## Aim:
Reproduce all lines of the listing below in which the word "JSON" occurs.

## Input:
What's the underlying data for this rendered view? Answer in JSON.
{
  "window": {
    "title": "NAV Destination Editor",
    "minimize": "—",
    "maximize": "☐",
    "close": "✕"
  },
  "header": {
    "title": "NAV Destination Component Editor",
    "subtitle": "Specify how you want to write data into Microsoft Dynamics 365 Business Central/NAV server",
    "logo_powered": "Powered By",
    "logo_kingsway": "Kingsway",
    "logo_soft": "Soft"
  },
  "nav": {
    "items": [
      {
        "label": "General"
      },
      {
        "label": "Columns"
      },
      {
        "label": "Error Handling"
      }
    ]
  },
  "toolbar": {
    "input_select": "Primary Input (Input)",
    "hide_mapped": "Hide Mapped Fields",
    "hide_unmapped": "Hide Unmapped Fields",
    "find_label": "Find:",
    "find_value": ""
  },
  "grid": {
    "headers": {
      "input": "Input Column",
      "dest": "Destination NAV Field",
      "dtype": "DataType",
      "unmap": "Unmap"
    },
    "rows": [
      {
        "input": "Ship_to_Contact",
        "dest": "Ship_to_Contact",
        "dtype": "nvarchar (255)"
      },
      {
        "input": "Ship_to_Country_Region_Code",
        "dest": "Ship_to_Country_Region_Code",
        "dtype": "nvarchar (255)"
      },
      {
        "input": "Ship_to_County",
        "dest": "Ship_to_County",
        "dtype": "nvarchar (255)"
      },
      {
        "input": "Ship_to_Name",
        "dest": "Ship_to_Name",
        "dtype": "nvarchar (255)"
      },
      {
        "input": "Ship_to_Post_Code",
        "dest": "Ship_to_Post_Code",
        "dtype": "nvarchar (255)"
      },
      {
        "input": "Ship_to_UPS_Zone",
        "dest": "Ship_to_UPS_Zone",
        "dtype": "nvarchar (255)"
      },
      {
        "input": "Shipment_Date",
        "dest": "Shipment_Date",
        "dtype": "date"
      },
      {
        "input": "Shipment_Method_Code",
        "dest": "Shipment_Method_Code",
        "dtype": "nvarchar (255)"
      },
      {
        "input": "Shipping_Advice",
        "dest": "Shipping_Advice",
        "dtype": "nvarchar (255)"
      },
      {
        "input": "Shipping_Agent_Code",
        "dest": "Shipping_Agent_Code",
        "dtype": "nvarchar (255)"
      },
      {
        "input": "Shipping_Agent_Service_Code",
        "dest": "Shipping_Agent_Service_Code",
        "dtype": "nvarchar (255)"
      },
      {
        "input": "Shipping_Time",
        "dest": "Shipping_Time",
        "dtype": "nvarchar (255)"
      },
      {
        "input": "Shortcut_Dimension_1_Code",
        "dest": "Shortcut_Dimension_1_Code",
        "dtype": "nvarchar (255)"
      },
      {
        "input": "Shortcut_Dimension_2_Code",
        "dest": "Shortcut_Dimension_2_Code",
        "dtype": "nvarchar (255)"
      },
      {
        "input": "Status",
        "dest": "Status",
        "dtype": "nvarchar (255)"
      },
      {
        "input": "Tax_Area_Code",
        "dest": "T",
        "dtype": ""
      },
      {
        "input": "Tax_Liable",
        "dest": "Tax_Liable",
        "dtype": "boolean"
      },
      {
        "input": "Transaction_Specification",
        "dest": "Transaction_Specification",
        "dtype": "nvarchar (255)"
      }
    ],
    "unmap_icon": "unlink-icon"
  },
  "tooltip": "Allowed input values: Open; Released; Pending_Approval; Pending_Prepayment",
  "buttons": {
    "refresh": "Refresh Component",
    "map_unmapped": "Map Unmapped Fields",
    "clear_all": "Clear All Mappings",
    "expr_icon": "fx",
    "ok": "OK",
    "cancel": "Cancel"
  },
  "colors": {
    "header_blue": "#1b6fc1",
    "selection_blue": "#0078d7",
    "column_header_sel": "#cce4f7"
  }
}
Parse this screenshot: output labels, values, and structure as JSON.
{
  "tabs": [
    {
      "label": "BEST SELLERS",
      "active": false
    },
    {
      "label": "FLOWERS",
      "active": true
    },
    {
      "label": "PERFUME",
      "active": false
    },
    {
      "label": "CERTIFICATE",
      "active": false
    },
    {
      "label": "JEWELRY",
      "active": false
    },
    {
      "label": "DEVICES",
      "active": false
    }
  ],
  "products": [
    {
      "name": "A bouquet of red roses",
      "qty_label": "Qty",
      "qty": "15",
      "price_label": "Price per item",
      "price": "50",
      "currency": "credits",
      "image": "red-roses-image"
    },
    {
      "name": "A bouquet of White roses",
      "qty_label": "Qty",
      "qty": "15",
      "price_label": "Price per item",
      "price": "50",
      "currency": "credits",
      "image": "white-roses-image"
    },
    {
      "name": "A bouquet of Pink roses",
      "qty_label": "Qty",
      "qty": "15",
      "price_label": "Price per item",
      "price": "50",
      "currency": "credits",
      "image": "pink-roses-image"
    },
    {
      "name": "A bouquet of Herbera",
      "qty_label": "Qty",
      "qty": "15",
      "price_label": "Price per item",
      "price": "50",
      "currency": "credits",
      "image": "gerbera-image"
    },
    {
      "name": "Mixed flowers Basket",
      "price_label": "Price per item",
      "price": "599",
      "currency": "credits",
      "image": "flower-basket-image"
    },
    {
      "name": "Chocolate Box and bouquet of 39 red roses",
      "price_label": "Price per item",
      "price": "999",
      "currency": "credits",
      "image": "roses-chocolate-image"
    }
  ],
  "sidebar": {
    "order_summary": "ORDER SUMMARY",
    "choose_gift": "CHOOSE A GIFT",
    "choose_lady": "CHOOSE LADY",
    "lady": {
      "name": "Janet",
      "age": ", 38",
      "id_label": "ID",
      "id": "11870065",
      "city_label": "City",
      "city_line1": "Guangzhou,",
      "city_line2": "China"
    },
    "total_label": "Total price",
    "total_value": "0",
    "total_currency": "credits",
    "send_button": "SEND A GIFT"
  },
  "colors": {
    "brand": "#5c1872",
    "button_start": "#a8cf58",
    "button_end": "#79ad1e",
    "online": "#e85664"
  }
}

## Answer in full:
What's the underlying data for this rendered view? Answer in JSON.
Parse this screenshot: output labels, values, and structure as JSON.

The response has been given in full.